==== Supplied records ====

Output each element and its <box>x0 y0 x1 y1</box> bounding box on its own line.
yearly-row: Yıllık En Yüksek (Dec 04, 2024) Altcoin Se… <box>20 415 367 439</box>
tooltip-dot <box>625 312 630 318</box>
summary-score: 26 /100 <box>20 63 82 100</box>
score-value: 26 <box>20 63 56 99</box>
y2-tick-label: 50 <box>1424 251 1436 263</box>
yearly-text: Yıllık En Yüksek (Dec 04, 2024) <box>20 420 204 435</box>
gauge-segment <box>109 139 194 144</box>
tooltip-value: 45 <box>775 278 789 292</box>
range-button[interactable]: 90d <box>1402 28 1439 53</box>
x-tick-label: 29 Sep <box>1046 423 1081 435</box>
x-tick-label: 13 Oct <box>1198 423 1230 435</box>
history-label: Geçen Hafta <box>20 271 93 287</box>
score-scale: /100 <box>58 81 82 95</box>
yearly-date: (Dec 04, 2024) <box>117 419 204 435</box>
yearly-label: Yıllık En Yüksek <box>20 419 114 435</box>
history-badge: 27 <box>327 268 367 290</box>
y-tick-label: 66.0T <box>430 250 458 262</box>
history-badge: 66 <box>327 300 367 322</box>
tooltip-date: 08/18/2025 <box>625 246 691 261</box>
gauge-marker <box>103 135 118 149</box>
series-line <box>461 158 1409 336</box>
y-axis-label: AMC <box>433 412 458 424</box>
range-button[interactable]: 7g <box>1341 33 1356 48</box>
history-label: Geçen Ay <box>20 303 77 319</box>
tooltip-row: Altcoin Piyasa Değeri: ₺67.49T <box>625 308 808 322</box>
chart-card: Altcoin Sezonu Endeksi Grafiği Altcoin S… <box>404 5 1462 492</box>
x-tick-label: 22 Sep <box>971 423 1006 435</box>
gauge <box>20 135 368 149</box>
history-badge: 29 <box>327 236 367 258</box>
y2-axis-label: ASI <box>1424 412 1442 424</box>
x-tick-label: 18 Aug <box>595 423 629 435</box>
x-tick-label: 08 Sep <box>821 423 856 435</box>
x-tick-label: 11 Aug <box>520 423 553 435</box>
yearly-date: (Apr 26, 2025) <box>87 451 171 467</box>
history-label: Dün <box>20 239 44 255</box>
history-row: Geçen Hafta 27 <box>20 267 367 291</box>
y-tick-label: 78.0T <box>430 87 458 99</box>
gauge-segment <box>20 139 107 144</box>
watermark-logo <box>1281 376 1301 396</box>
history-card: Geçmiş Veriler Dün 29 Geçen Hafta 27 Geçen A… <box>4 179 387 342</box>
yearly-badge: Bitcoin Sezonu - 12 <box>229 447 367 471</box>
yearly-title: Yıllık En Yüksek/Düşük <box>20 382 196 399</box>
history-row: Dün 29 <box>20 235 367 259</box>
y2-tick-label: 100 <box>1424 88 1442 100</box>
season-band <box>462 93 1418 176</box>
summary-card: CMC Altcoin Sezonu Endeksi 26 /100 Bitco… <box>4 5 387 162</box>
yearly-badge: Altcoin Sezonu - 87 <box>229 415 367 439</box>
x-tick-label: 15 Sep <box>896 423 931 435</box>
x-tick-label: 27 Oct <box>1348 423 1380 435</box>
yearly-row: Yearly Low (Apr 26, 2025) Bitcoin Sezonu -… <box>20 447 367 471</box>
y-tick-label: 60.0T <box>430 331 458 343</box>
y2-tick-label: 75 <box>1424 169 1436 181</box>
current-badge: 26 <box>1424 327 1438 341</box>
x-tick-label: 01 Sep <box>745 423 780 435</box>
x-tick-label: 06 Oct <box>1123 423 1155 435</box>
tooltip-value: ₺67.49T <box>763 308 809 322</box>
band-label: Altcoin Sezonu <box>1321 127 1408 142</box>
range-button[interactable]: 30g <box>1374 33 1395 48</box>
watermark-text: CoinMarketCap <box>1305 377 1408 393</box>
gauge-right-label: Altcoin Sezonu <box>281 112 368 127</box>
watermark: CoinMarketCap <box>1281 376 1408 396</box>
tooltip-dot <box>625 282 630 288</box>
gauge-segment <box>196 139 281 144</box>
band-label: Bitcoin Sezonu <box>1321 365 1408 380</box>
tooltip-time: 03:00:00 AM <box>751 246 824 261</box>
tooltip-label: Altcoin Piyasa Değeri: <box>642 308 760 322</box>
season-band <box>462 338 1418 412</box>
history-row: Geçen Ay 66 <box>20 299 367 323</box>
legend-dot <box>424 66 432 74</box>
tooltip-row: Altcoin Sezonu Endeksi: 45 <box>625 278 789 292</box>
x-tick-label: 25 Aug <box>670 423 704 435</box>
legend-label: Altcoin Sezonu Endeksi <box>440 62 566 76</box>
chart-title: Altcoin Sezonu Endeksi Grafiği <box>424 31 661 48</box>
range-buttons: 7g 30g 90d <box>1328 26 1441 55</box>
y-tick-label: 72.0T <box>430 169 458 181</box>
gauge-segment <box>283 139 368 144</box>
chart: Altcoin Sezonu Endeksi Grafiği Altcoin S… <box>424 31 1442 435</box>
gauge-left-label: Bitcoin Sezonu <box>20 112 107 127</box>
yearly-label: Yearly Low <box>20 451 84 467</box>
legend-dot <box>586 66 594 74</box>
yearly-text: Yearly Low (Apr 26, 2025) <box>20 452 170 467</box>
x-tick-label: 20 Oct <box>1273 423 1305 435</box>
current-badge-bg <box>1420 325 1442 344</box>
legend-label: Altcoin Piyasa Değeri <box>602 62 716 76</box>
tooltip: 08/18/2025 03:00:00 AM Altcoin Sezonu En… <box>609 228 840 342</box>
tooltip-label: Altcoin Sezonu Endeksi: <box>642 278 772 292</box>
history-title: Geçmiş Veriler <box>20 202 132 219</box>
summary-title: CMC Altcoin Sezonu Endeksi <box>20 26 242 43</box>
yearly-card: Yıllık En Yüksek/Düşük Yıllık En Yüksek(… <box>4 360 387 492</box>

====

**Work to be completed**
Put every line from the entries above into a numbered list, leaving out any blank lines.

**Response to the exercise**
1. Output each element and its <box>x0 y0 x1 y1</box> bounding box on its own line.
2. yearly-row: Yıllık En Yüksek (Dec 04, 2024) Altcoin Se… <box>20 415 367 439</box>
3. tooltip-dot <box>625 312 630 318</box>
4. summary-score: 26 /100 <box>20 63 82 100</box>
5. score-value: 26 <box>20 63 56 99</box>
6. y2-tick-label: 50 <box>1424 251 1436 263</box>
7. yearly-text: Yıllık En Yüksek (Dec 04, 2024) <box>20 420 204 435</box>
8. gauge-segment <box>109 139 194 144</box>
9. tooltip-value: 45 <box>775 278 789 292</box>
10. range-button[interactable]: 90d <box>1402 28 1439 53</box>
11. x-tick-label: 29 Sep <box>1046 423 1081 435</box>
12. x-tick-label: 13 Oct <box>1198 423 1230 435</box>
13. history-label: Geçen Hafta <box>20 271 93 287</box>
14. score-scale: /100 <box>58 81 82 95</box>
15. yearly-date: (Dec 04, 2024) <box>117 419 204 435</box>
16. yearly-label: Yıllık En Yüksek <box>20 419 114 435</box>
17. history-badge: 27 <box>327 268 367 290</box>
18. y-tick-label: 66.0T <box>430 250 458 262</box>
19. history-badge: 66 <box>327 300 367 322</box>
20. tooltip-date: 08/18/2025 <box>625 246 691 261</box>
21. gauge-marker <box>103 135 118 149</box>
22. series-line <box>461 158 1409 336</box>
23. y-axis-label: AMC <box>433 412 458 424</box>
24. range-button[interactable]: 7g <box>1341 33 1356 48</box>
25. history-label: Geçen Ay <box>20 303 77 319</box>
26. tooltip-row: Altcoin Piyasa Değeri: ₺67.49T <box>625 308 808 322</box>
27. chart-card: Altcoin Sezonu Endeksi Grafiği Altcoin S… <box>404 5 1462 492</box>
28. x-tick-label: 22 Sep <box>971 423 1006 435</box>
29. gauge <box>20 135 368 149</box>
30. history-badge: 29 <box>327 236 367 258</box>
31. y2-axis-label: ASI <box>1424 412 1442 424</box>
32. x-tick-label: 18 Aug <box>595 423 629 435</box>
33. x-tick-label: 08 Sep <box>821 423 856 435</box>
34. x-tick-label: 11 Aug <box>520 423 553 435</box>
35. yearly-date: (Apr 26, 2025) <box>87 451 171 467</box>
36. history-label: Dün <box>20 239 44 255</box>
37. history-row: Geçen Hafta 27 <box>20 267 367 291</box>
38. y-tick-label: 78.0T <box>430 87 458 99</box>
39. gauge-segment <box>20 139 107 144</box>
40. watermark-logo <box>1281 376 1301 396</box>
41. history-card: Geçmiş Veriler Dün 29 Geçen Hafta 27 Geçen A… <box>4 179 387 342</box>
42. yearly-badge: Bitcoin Sezonu - 12 <box>229 447 367 471</box>
43. yearly-title: Yıllık En Yüksek/Düşük <box>20 382 196 399</box>
44. history-row: Dün 29 <box>20 235 367 259</box>
45. y2-tick-label: 100 <box>1424 88 1442 100</box>
46. season-band <box>462 93 1418 176</box>
47. summary-card: CMC Altcoin Sezonu Endeksi 26 /100 Bitco… <box>4 5 387 162</box>
48. yearly-badge: Altcoin Sezonu - 87 <box>229 415 367 439</box>
49. x-tick-label: 15 Sep <box>896 423 931 435</box>
50. x-tick-label: 27 Oct <box>1348 423 1380 435</box>
51. yearly-row: Yearly Low (Apr 26, 2025) Bitcoin Sezonu -… <box>20 447 367 471</box>
52. y-tick-label: 60.0T <box>430 331 458 343</box>
53. y2-tick-label: 75 <box>1424 169 1436 181</box>
54. current-badge: 26 <box>1424 327 1438 341</box>
55. x-tick-label: 01 Sep <box>745 423 780 435</box>
56. x-tick-label: 06 Oct <box>1123 423 1155 435</box>
57. tooltip-value: ₺67.49T <box>763 308 809 322</box>
58. band-label: Altcoin Sezonu <box>1321 127 1408 142</box>
59. range-button[interactable]: 30g <box>1374 33 1395 48</box>
60. watermark-text: CoinMarketCap <box>1305 377 1408 393</box>
61. gauge-right-label: Altcoin Sezonu <box>281 112 368 127</box>
62. watermark: CoinMarketCap <box>1281 376 1408 396</box>
63. tooltip-dot <box>625 282 630 288</box>
64. gauge-segment <box>196 139 281 144</box>
65. band-label: Bitcoin Sezonu <box>1321 365 1408 380</box>
66. tooltip-time: 03:00:00 AM <box>751 246 824 261</box>
67. tooltip-label: Altcoin Piyasa Değeri: <box>642 308 760 322</box>
68. season-band <box>462 338 1418 412</box>
69. history-row: Geçen Ay 66 <box>20 299 367 323</box>
70. legend-dot <box>424 66 432 74</box>
71. tooltip-row: Altcoin Sezonu Endeksi: 45 <box>625 278 789 292</box>
72. x-tick-label: 25 Aug <box>670 423 704 435</box>
73. legend-label: Altcoin Sezonu Endeksi <box>440 62 566 76</box>
74. chart-title: Altcoin Sezonu Endeksi Grafiği <box>424 31 661 48</box>
75. range-buttons: 7g 30g 90d <box>1328 26 1441 55</box>
76. y-tick-label: 72.0T <box>430 169 458 181</box>
77. gauge-segment <box>283 139 368 144</box>
78. chart: Altcoin Sezonu Endeksi Grafiği Altcoin S… <box>424 31 1442 435</box>
79. gauge-left-label: Bitcoin Sezonu <box>20 112 107 127</box>
80. yearly-label: Yearly Low <box>20 451 84 467</box>
81. legend-dot <box>586 66 594 74</box>
82. yearly-text: Yearly Low (Apr 26, 2025) <box>20 452 170 467</box>
83. x-tick-label: 20 Oct <box>1273 423 1305 435</box>
84. current-badge-bg <box>1420 325 1442 344</box>
85. legend-label: Altcoin Piyasa Değeri <box>602 62 716 76</box>
86. tooltip: 08/18/2025 03:00:00 AM Altcoin Sezonu En… <box>609 228 840 342</box>
87. tooltip-label: Altcoin Sezonu Endeksi: <box>642 278 772 292</box>
88. history-title: Geçmiş Veriler <box>20 202 132 219</box>
89. summary-title: CMC Altcoin Sezonu Endeksi <box>20 26 242 43</box>
90. yearly-card: Yıllık En Yüksek/Düşük Yıllık En Yüksek(… <box>4 360 387 492</box>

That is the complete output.